Data items:

▬▬▬▬▬▬

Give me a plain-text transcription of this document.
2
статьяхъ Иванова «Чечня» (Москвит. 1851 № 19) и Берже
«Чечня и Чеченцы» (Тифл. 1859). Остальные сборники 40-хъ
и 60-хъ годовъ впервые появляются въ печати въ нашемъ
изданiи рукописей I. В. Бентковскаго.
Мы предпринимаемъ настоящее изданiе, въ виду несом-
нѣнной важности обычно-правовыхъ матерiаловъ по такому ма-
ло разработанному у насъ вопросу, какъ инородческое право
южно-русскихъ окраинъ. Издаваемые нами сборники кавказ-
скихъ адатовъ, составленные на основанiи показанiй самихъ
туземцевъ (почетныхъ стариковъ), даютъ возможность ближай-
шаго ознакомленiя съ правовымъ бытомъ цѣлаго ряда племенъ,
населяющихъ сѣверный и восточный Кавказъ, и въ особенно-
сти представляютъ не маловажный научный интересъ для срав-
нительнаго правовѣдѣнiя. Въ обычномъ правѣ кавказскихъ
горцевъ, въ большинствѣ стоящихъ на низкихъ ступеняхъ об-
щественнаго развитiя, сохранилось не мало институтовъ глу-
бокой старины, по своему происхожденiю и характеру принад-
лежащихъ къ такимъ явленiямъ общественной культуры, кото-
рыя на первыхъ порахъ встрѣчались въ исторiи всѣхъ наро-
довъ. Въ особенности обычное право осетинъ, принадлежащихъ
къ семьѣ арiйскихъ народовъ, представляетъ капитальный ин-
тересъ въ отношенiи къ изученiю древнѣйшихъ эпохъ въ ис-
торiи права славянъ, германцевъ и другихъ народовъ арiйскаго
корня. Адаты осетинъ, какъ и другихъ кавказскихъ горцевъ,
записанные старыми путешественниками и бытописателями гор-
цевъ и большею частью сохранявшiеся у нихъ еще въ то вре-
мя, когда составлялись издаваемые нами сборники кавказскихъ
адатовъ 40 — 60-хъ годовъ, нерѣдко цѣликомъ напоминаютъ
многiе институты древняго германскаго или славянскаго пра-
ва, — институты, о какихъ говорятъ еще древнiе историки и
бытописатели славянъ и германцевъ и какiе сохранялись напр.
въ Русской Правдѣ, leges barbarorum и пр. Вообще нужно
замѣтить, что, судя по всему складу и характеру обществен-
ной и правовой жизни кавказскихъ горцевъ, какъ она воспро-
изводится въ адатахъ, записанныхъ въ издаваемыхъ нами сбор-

▬▬▬▬▬▬

What you need to do: Repeat the records above exactly as they appear.

Exercise result:
Give me a plain-text transcription of this document.
2
статьяхъ Иванова «Чечня» (Москвит. 1851 № 19) и Берже
«Чечня и Чеченцы» (Тифл. 1859). Остальные сборники 40-хъ
и 60-хъ годовъ впервые появляются въ печати въ нашемъ
изданiи рукописей I. В. Бентковскаго.
Мы предпринимаемъ настоящее изданiе, въ виду несом-
нѣнной важности обычно-правовыхъ матерiаловъ по такому ма-
ло разработанному у насъ вопросу, какъ инородческое право
южно-русскихъ окраинъ. Издаваемые нами сборники кавказ-
скихъ адатовъ, составленные на основанiи показанiй самихъ
туземцевъ (почетныхъ стариковъ), даютъ возможность ближай-
шаго ознакомленiя съ правовымъ бытомъ цѣлаго ряда племенъ,
населяющихъ сѣверный и восточный Кавказъ, и въ особенно-
сти представляютъ не маловажный научный интересъ для срав-
нительнаго правовѣдѣнiя. Въ обычномъ правѣ кавказскихъ
горцевъ, въ большинствѣ стоящихъ на низкихъ ступеняхъ об-
щественнаго развитiя, сохранилось не мало институтовъ глу-
бокой старины, по своему происхожденiю и характеру принад-
лежащихъ къ такимъ явленiямъ общественной культуры, кото-
рыя на первыхъ порахъ встрѣчались въ исторiи всѣхъ наро-
довъ. Въ особенности обычное право осетинъ, принадлежащихъ
къ семьѣ арiйскихъ народовъ, представляетъ капитальный ин-
тересъ въ отношенiи къ изученiю древнѣйшихъ эпохъ въ ис-
торiи права славянъ, германцевъ и другихъ народовъ арiйскаго
корня. Адаты осетинъ, какъ и другихъ кавказскихъ горцевъ,
записанные старыми путешественниками и бытописателями гор-
цевъ и большею частью сохранявшiеся у нихъ еще въ то вре-
мя, когда составлялись издаваемые нами сборники кавказскихъ
адатовъ 40 — 60-хъ годовъ, нерѣдко цѣликомъ напоминаютъ
многiе институты древняго германскаго или славянскаго пра-
ва, — институты, о какихъ говорятъ еще древнiе историки и
бытописатели славянъ и германцевъ и какiе сохранялись напр.
въ Русской Правдѣ, leges barbarorum и пр. Вообще нужно
замѣтить, что, судя по всему складу и характеру обществен-
ной и правовой жизни кавказскихъ горцевъ, какъ она воспро-
изводится въ адатахъ, записанныхъ въ издаваемыхъ нами сбор-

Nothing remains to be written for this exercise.